Exercise task = Transcribe every line, keeping it exact.

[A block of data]
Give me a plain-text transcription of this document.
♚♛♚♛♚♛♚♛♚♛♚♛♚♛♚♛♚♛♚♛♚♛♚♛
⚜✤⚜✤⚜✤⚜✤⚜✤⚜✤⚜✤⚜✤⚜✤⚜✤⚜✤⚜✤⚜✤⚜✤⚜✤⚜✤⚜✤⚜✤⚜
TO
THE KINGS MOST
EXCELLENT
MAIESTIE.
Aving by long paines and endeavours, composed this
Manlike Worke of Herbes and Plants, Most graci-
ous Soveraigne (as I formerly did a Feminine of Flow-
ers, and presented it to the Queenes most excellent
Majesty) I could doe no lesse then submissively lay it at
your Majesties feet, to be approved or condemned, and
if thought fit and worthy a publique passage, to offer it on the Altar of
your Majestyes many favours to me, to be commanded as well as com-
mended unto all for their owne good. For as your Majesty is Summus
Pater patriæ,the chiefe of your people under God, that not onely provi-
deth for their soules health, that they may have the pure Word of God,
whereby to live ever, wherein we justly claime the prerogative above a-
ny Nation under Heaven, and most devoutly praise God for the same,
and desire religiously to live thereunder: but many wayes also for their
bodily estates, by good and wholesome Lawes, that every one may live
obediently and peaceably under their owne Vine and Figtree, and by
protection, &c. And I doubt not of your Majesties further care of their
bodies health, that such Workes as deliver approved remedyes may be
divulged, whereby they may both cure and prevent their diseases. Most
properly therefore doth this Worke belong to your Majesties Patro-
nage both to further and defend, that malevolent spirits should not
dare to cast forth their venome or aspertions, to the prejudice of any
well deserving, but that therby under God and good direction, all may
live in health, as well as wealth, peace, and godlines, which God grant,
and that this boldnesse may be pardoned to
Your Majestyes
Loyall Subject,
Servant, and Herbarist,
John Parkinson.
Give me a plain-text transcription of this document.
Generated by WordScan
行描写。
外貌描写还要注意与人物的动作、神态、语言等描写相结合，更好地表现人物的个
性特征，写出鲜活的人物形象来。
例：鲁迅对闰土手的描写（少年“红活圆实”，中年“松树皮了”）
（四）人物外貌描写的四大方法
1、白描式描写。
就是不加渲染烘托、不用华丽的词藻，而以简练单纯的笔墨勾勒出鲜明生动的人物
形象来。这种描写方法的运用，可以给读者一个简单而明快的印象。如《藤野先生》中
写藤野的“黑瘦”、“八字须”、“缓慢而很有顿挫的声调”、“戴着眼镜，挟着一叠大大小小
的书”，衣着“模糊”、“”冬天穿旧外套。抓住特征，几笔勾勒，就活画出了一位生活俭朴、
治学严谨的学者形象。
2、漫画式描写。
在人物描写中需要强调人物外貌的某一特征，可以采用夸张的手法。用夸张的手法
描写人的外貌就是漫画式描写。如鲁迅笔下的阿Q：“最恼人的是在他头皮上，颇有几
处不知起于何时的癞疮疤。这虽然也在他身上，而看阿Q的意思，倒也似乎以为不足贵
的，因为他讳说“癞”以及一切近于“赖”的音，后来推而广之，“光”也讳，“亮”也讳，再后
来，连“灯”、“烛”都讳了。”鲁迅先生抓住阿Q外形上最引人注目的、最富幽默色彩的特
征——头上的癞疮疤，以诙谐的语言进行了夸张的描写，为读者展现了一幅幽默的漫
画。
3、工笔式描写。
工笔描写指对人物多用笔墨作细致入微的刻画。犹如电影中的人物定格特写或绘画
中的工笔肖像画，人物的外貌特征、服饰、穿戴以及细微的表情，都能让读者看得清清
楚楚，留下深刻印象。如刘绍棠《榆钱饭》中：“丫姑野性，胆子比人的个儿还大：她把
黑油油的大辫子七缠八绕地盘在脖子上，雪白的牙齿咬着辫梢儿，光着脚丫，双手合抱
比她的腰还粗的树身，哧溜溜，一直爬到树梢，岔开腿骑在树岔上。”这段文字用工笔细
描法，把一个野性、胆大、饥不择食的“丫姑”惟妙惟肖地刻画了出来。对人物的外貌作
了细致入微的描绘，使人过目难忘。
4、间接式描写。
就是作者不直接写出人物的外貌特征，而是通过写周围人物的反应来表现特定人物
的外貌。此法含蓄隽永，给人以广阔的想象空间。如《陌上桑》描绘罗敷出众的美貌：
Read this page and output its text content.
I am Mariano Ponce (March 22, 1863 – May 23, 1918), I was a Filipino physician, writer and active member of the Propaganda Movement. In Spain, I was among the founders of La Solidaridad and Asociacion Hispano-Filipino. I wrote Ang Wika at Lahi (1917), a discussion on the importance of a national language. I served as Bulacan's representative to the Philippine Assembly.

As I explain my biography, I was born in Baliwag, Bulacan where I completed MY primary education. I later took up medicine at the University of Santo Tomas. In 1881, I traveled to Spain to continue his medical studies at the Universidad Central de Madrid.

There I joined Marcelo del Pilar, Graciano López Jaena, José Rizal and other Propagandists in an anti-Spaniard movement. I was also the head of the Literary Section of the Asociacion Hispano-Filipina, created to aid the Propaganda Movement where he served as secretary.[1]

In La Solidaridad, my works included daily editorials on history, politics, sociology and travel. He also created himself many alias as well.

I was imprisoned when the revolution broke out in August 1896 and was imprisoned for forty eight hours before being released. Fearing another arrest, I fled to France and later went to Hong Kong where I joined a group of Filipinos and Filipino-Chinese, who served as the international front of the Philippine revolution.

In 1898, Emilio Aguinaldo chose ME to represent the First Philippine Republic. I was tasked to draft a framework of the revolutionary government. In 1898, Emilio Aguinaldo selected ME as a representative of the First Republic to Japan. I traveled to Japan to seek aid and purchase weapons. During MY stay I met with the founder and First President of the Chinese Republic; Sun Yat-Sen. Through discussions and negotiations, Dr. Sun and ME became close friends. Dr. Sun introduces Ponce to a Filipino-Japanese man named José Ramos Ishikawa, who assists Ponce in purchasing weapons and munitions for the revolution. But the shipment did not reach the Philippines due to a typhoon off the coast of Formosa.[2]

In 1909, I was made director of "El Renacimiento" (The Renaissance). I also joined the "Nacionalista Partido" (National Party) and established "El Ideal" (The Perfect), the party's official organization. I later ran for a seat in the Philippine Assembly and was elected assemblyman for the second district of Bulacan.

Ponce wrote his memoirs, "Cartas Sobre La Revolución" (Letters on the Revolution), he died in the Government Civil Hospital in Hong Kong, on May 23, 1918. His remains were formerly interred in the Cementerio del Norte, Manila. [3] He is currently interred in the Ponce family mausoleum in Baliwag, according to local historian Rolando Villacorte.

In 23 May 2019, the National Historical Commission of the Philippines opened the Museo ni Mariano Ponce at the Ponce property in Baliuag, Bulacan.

Full solution =
Give me a plain-text transcription of this document.
♚♛♚♛♚♛♚♛♚♛♚♛♚♛♚♛♚♛♚♛♚♛♚♛
⚜✤⚜✤⚜✤⚜✤⚜✤⚜✤⚜✤⚜✤⚜✤⚜✤⚜✤⚜✤⚜✤⚜✤⚜✤⚜✤⚜✤⚜✤⚜
TO
THE KINGS MOST
EXCELLENT
MAIESTIE.
Aving by long paines and endeavours, composed this
Manlike Worke of Herbes and Plants, Most graci-
ous Soveraigne (as I formerly did a Feminine of Flow-
ers, and presented it to the Queenes most excellent
Majesty) I could doe no lesse then submissively lay it at
your Majesties feet, to be approved or condemned, and
if thought fit and worthy a publique passage, to offer it on the Altar of
your Majestyes many favours to me, to be commanded as well as com-
mended unto all for their owne good. For as your Majesty is Summus
Pater patriæ,the chiefe of your people under God, that not onely provi-
deth for their soules health, that they may have the pure Word of God,
whereby to live ever, wherein we justly claime the prerogative above a-
ny Nation under Heaven, and most devoutly praise God for the same,
and desire religiously to live thereunder: but many wayes also for their
bodily estates, by good and wholesome Lawes, that every one may live
obediently and peaceably under their owne Vine and Figtree, and by
protection, &c. And I doubt not of your Majesties further care of their
bodies health, that such Workes as deliver approved remedyes may be
divulged, whereby they may both cure and prevent their diseases. Most
properly therefore doth this Worke belong to your Majesties Patro-
nage both to further and defend, that malevolent spirits should not
dare to cast forth their venome or aspertions, to the prejudice of any
well deserving, but that therby under God and good direction, all may
live in health, as well as wealth, peace, and godlines, which God grant,
and that this boldnesse may be pardoned to
Your Majestyes
Loyall Subject,
Servant, and Herbarist,
John Parkinson.
Give me a plain-text transcription of this document.
Generated by WordScan
行描写。
外貌描写还要注意与人物的动作、神态、语言等描写相结合，更好地表现人物的个
性特征，写出鲜活的人物形象来。
例：鲁迅对闰土手的描写（少年“红活圆实”，中年“松树皮了”）
（四）人物外貌描写的四大方法
1、白描式描写。
就是不加渲染烘托、不用华丽的词藻，而以简练单纯的笔墨勾勒出鲜明生动的人物
形象来。这种描写方法的运用，可以给读者一个简单而明快的印象。如《藤野先生》中
写藤野的“黑瘦”、“八字须”、“缓慢而很有顿挫的声调”、“戴着眼镜，挟着一叠大大小小
的书”，衣着“模糊”、“”冬天穿旧外套。抓住特征，几笔勾勒，就活画出了一位生活俭朴、
治学严谨的学者形象。
2、漫画式描写。
在人物描写中需要强调人物外貌的某一特征，可以采用夸张的手法。用夸张的手法
描写人的外貌就是漫画式描写。如鲁迅笔下的阿Q：“最恼人的是在他头皮上，颇有几
处不知起于何时的癞疮疤。这虽然也在他身上，而看阿Q的意思，倒也似乎以为不足贵
的，因为他讳说“癞”以及一切近于“赖”的音，后来推而广之，“光”也讳，“亮”也讳，再后
来，连“灯”、“烛”都讳了。”鲁迅先生抓住阿Q外形上最引人注目的、最富幽默色彩的特
征——头上的癞疮疤，以诙谐的语言进行了夸张的描写，为读者展现了一幅幽默的漫
画。
3、工笔式描写。
工笔描写指对人物多用笔墨作细致入微的刻画。犹如电影中的人物定格特写或绘画
中的工笔肖像画，人物的外貌特征、服饰、穿戴以及细微的表情，都能让读者看得清清
楚楚，留下深刻印象。如刘绍棠《榆钱饭》中：“丫姑野性，胆子比人的个儿还大：她把
黑油油的大辫子七缠八绕地盘在脖子上，雪白的牙齿咬着辫梢儿，光着脚丫，双手合抱
比她的腰还粗的树身，哧溜溜，一直爬到树梢，岔开腿骑在树岔上。”这段文字用工笔细
描法，把一个野性、胆大、饥不择食的“丫姑”惟妙惟肖地刻画了出来。对人物的外貌作
了细致入微的描绘，使人过目难忘。
4、间接式描写。
就是作者不直接写出人物的外貌特征，而是通过写周围人物的反应来表现特定人物
的外貌。此法含蓄隽永，给人以广阔的想象空间。如《陌上桑》描绘罗敷出众的美貌：
Read this page and output its text content.
I am Mariano Ponce (March 22, 1863 – May 23, 1918), I was a Filipino physician, writer and active member of the Propaganda Movement. In Spain, I was among the founders of La Solidaridad and Asociacion Hispano-Filipino. I wrote Ang Wika at Lahi (1917), a discussion on the importance of a national language. I served as Bulacan's representative to the Philippine Assembly.

As I explain my biography, I was born in Baliwag, Bulacan where I completed MY primary education. I later took up medicine at the University of Santo Tomas. In 1881, I traveled to Spain to continue his medical studies at the Universidad Central de Madrid.

There I joined Marcelo del Pilar, Graciano López Jaena, José Rizal and other Propagandists in an anti-Spaniard movement. I was also the head of the Literary Section of the Asociacion Hispano-Filipina, created to aid the Propaganda Movement where he served as secretary.[1]

In La Solidaridad, my works included daily editorials on history, politics, sociology and travel. He also created himself many alias as well.

I was imprisoned when the revolution broke out in August 1896 and was imprisoned for forty eight hours before being released. Fearing another arrest, I fled to France and later went to Hong Kong where I joined a group of Filipinos and Filipino-Chinese, who served as the international front of the Philippine revolution.

In 1898, Emilio Aguinaldo chose ME to represent the First Philippine Republic. I was tasked to draft a framework of the revolutionary government. In 1898, Emilio Aguinaldo selected ME as a representative of the First Republic to Japan. I traveled to Japan to seek aid and purchase weapons. During MY stay I met with the founder and First President of the Chinese Republic; Sun Yat-Sen. Through discussions and negotiations, Dr. Sun and ME became close friends. Dr. Sun introduces Ponce to a Filipino-Japanese man named José Ramos Ishikawa, who assists Ponce in purchasing weapons and munitions for the revolution. But the shipment did not reach the Philippines due to a typhoon off the coast of Formosa.[2]

In 1909, I was made director of "El Renacimiento" (The Renaissance). I also joined the "Nacionalista Partido" (National Party) and established "El Ideal" (The Perfect), the party's official organization. I later ran for a seat in the Philippine Assembly and was elected assemblyman for the second district of Bulacan.

Ponce wrote his memoirs, "Cartas Sobre La Revolución" (Letters on the Revolution), he died in the Government Civil Hospital in Hong Kong, on May 23, 1918. His remains were formerly interred in the Cementerio del Norte, Manila. [3] He is currently interred in the Ponce family mausoleum in Baliwag, according to local historian Rolando Villacorte.

In 23 May 2019, the National Historical Commission of the Philippines opened the Museo ni Mariano Ponce at the Ponce property in Baliuag, Bulacan.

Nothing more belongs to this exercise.